>> begin
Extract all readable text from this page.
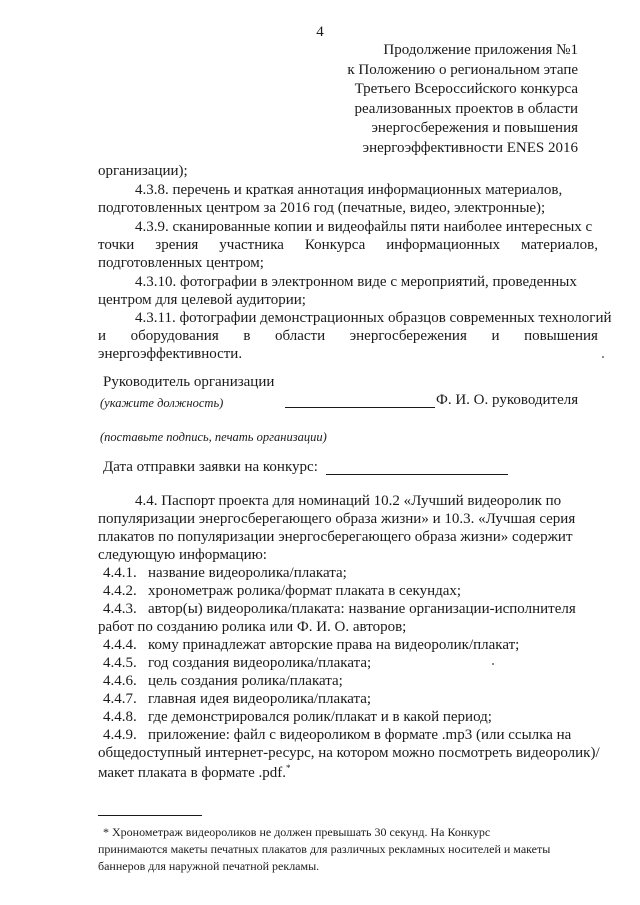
4
Продолжение приложения №1
к Положению о региональном этапе
Третьего Всероссийского конкурса
реализованных проектов в области
энергосбережения и повышения
энергоэффективности ENES 2016
организации);
4.3.8. перечень и краткая аннотация информационных материалов,
подготовленных центром за 2016 год (печатные, видео, электронные);
4.3.9. сканированные копии и видеофайлы пяти наиболее интересных с
точки зрения участника Конкурса информационных материалов,
подготовленных центром;
4.3.10. фотографии в электронном виде с мероприятий, проведенных
центром для целевой аудитории;
4.3.11. фотографии демонстрационных образцов современных технологий
и оборудования в области энергосбережения и повышения
энергоэффективности.
Руководитель организации
(укажите должность)	Ф. И. О. руководителя
(поставьте подпись, печать организации)
Дата отправки заявки на конкурс:
4.4. Паспорт проекта для номинаций 10.2 «Лучший видеоролик по
популяризации энергосберегающего образа жизни» и 10.3. «Лучшая серия
плакатов по популяризации энергосберегающего образа жизни» содержит
следующую информацию:
4.4.1. название видеоролика/плаката;
4.4.2. хронометраж ролика/формат плаката в секундах;
4.4.3. автор(ы) видеоролика/плаката: название организации-исполнителя
работ по созданию ролика или Ф. И. О. авторов;
4.4.4. кому принадлежат авторские права на видеоролик/плакат;
4.4.5. год создания видеоролика/плаката;
4.4.6. цель создания ролика/плаката;
4.4.7. главная идея видеоролика/плаката;
4.4.8. где демонстрировался ролик/плакат и в какой период;
4.4.9. приложение: файл с видеороликом в формате .mp3 (или ссылка на
общедоступный интернет-ресурс, на котором можно посмотреть видеоролик)/
макет плаката в формате .pdf.*
* Хронометраж видеороликов не должен превышать 30 секунд. На Конкурс
принимаются макеты печатных плакатов для различных рекламных носителей и макеты
баннеров для наружной печатной рекламы.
>> end
## Direction
Copy out the records above in full, exactly as written, but not the pictures.

## The answer
Extract all readable text from this page.
4
Продолжение приложения №1
к Положению о региональном этапе
Третьего Всероссийского конкурса
реализованных проектов в области
энергосбережения и повышения
энергоэффективности ENES 2016
организации);
4.3.8. перечень и краткая аннотация информационных материалов,
подготовленных центром за 2016 год (печатные, видео, электронные);
4.3.9. сканированные копии и видеофайлы пяти наиболее интересных с
точки зрения участника Конкурса информационных материалов,
подготовленных центром;
4.3.10. фотографии в электронном виде с мероприятий, проведенных
центром для целевой аудитории;
4.3.11. фотографии демонстрационных образцов современных технологий
и оборудования в области энергосбережения и повышения
энергоэффективности.
Руководитель организации
(укажите должность)	Ф. И. О. руководителя
(поставьте подпись, печать организации)
Дата отправки заявки на конкурс:
4.4. Паспорт проекта для номинаций 10.2 «Лучший видеоролик по
популяризации энергосберегающего образа жизни» и 10.3. «Лучшая серия
плакатов по популяризации энергосберегающего образа жизни» содержит
следующую информацию:
4.4.1. название видеоролика/плаката;
4.4.2. хронометраж ролика/формат плаката в секундах;
4.4.3. автор(ы) видеоролика/плаката: название организации-исполнителя
работ по созданию ролика или Ф. И. О. авторов;
4.4.4. кому принадлежат авторские права на видеоролик/плакат;
4.4.5. год создания видеоролика/плаката;
4.4.6. цель создания ролика/плаката;
4.4.7. главная идея видеоролика/плаката;
4.4.8. где демонстрировался ролик/плакат и в какой период;
4.4.9. приложение: файл с видеороликом в формате .mp3 (или ссылка на
общедоступный интернет-ресурс, на котором можно посмотреть видеоролик)/
макет плаката в формате .pdf.*
* Хронометраж видеороликов не должен превышать 30 секунд. На Конкурс
принимаются макеты печатных плакатов для различных рекламных носителей и макеты
баннеров для наружной печатной рекламы.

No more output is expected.